_Set problem_: From the entries below, say how many lines carry the word "действие", and give nothing but the number.

_Records_:
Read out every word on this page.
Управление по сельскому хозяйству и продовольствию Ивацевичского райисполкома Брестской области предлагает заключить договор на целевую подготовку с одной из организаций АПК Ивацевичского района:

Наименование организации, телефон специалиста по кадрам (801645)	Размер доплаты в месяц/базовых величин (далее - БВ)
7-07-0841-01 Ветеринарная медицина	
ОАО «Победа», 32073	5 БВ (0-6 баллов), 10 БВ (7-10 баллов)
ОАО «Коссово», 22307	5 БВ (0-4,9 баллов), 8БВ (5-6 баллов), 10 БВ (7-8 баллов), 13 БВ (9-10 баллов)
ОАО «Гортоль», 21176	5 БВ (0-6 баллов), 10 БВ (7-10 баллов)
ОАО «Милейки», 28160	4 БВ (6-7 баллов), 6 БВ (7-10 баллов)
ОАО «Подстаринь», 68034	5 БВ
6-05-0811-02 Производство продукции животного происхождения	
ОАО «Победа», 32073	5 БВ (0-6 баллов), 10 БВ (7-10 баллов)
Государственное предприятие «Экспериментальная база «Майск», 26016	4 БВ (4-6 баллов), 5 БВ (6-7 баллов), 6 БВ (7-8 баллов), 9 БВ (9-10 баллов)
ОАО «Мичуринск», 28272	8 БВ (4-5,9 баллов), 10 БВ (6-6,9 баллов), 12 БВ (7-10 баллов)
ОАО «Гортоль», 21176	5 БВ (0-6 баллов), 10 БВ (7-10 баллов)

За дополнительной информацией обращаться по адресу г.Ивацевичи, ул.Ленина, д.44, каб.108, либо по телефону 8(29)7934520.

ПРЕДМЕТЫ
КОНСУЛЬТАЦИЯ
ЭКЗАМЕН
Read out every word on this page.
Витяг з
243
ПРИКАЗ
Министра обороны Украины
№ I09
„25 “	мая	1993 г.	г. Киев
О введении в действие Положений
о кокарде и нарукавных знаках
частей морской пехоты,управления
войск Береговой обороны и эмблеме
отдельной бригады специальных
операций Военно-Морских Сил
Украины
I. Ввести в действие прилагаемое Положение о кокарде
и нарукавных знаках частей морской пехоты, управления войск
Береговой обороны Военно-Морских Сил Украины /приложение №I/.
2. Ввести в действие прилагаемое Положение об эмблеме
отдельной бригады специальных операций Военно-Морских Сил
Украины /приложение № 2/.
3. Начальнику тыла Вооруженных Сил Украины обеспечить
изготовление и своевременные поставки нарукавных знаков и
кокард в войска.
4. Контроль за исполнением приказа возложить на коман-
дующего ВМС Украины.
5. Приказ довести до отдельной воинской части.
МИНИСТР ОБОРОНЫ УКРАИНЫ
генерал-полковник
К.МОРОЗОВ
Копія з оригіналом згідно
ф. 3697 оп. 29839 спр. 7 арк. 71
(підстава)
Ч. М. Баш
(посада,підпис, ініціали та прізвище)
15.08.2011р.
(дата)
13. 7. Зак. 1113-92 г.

_Reply_: 3